■ RAW RECORDS
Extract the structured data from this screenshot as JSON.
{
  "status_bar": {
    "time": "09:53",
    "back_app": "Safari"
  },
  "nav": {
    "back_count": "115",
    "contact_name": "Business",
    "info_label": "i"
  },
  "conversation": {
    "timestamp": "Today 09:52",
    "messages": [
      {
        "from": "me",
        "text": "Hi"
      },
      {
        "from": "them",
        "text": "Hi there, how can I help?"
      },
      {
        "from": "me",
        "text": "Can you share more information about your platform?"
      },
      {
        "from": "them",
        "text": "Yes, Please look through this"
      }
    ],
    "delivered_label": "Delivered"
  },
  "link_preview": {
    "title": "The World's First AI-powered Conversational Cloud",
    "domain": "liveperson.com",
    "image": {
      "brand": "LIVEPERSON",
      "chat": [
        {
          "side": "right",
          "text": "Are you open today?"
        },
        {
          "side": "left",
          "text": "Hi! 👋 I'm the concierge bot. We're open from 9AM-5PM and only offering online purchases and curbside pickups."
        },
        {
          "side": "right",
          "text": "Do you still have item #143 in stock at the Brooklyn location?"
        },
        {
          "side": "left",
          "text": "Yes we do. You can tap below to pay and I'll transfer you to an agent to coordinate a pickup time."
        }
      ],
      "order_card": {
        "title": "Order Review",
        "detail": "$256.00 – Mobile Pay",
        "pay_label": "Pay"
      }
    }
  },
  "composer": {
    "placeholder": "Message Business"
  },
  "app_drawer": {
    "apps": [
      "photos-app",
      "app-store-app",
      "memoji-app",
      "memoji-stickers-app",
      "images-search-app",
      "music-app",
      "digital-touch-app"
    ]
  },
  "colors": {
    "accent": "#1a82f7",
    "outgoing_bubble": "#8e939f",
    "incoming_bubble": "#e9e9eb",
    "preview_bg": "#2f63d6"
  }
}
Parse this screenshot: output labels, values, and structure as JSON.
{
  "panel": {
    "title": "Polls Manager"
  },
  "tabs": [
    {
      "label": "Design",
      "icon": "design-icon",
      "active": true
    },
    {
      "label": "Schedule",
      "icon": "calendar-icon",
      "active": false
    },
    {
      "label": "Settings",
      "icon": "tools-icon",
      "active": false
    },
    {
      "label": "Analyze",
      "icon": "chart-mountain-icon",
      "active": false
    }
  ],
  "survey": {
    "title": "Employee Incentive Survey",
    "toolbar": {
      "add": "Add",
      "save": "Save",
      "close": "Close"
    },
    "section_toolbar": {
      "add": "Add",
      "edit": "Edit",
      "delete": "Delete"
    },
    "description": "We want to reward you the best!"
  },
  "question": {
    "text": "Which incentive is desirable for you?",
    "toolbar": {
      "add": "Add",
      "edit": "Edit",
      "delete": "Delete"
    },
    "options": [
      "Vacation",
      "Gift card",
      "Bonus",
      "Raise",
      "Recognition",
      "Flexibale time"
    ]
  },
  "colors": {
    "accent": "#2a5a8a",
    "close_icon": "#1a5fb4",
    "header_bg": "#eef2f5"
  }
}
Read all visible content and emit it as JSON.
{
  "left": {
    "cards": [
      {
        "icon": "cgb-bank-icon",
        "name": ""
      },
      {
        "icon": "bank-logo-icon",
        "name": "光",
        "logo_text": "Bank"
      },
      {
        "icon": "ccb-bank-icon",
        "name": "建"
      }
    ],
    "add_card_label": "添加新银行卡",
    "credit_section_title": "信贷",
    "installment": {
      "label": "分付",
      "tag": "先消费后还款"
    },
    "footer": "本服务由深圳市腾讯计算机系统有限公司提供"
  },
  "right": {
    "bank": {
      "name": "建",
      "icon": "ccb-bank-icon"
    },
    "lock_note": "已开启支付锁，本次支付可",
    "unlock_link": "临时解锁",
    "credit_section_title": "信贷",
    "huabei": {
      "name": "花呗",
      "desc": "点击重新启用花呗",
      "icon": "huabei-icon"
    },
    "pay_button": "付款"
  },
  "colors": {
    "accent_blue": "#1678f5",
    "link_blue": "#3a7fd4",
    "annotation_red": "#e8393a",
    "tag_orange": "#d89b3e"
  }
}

■ EXERCISE DESCRIPTION
Transcribe every entry exactly, omitting nothing.

■ FINAL RESULT
Extract the structured data from this screenshot as JSON.
{
  "status_bar": {
    "time": "09:53",
    "back_app": "Safari"
  },
  "nav": {
    "back_count": "115",
    "contact_name": "Business",
    "info_label": "i"
  },
  "conversation": {
    "timestamp": "Today 09:52",
    "messages": [
      {
        "from": "me",
        "text": "Hi"
      },
      {
        "from": "them",
        "text": "Hi there, how can I help?"
      },
      {
        "from": "me",
        "text": "Can you share more information about your platform?"
      },
      {
        "from": "them",
        "text": "Yes, Please look through this"
      }
    ],
    "delivered_label": "Delivered"
  },
  "link_preview": {
    "title": "The World's First AI-powered Conversational Cloud",
    "domain": "liveperson.com",
    "image": {
      "brand": "LIVEPERSON",
      "chat": [
        {
          "side": "right",
          "text": "Are you open today?"
        },
        {
          "side": "left",
          "text": "Hi! 👋 I'm the concierge bot. We're open from 9AM-5PM and only offering online purchases and curbside pickups."
        },
        {
          "side": "right",
          "text": "Do you still have item #143 in stock at the Brooklyn location?"
        },
        {
          "side": "left",
          "text": "Yes we do. You can tap below to pay and I'll transfer you to an agent to coordinate a pickup time."
        }
      ],
      "order_card": {
        "title": "Order Review",
        "detail": "$256.00 – Mobile Pay",
        "pay_label": "Pay"
      }
    }
  },
  "composer": {
    "placeholder": "Message Business"
  },
  "app_drawer": {
    "apps": [
      "photos-app",
      "app-store-app",
      "memoji-app",
      "memoji-stickers-app",
      "images-search-app",
      "music-app",
      "digital-touch-app"
    ]
  },
  "colors": {
    "accent": "#1a82f7",
    "outgoing_bubble": "#8e939f",
    "incoming_bubble": "#e9e9eb",
    "preview_bg": "#2f63d6"
  }
}
Parse this screenshot: output labels, values, and structure as JSON.
{
  "panel": {
    "title": "Polls Manager"
  },
  "tabs": [
    {
      "label": "Design",
      "icon": "design-icon",
      "active": true
    },
    {
      "label": "Schedule",
      "icon": "calendar-icon",
      "active": false
    },
    {
      "label": "Settings",
      "icon": "tools-icon",
      "active": false
    },
    {
      "label": "Analyze",
      "icon": "chart-mountain-icon",
      "active": false
    }
  ],
  "survey": {
    "title": "Employee Incentive Survey",
    "toolbar": {
      "add": "Add",
      "save": "Save",
      "close": "Close"
    },
    "section_toolbar": {
      "add": "Add",
      "edit": "Edit",
      "delete": "Delete"
    },
    "description": "We want to reward you the best!"
  },
  "question": {
    "text": "Which incentive is desirable for you?",
    "toolbar": {
      "add": "Add",
      "edit": "Edit",
      "delete": "Delete"
    },
    "options": [
      "Vacation",
      "Gift card",
      "Bonus",
      "Raise",
      "Recognition",
      "Flexibale time"
    ]
  },
  "colors": {
    "accent": "#2a5a8a",
    "close_icon": "#1a5fb4",
    "header_bg": "#eef2f5"
  }
}
Read all visible content and emit it as JSON.
{
  "left": {
    "cards": [
      {
        "icon": "cgb-bank-icon",
        "name": ""
      },
      {
        "icon": "bank-logo-icon",
        "name": "光",
        "logo_text": "Bank"
      },
      {
        "icon": "ccb-bank-icon",
        "name": "建"
      }
    ],
    "add_card_label": "添加新银行卡",
    "credit_section_title": "信贷",
    "installment": {
      "label": "分付",
      "tag": "先消费后还款"
    },
    "footer": "本服务由深圳市腾讯计算机系统有限公司提供"
  },
  "right": {
    "bank": {
      "name": "建",
      "icon": "ccb-bank-icon"
    },
    "lock_note": "已开启支付锁，本次支付可",
    "unlock_link": "临时解锁",
    "credit_section_title": "信贷",
    "huabei": {
      "name": "花呗",
      "desc": "点击重新启用花呗",
      "icon": "huabei-icon"
    },
    "pay_button": "付款"
  },
  "colors": {
    "accent_blue": "#1678f5",
    "link_blue": "#3a7fd4",
    "annotation_red": "#e8393a",
    "tag_orange": "#d89b3e"
  }
}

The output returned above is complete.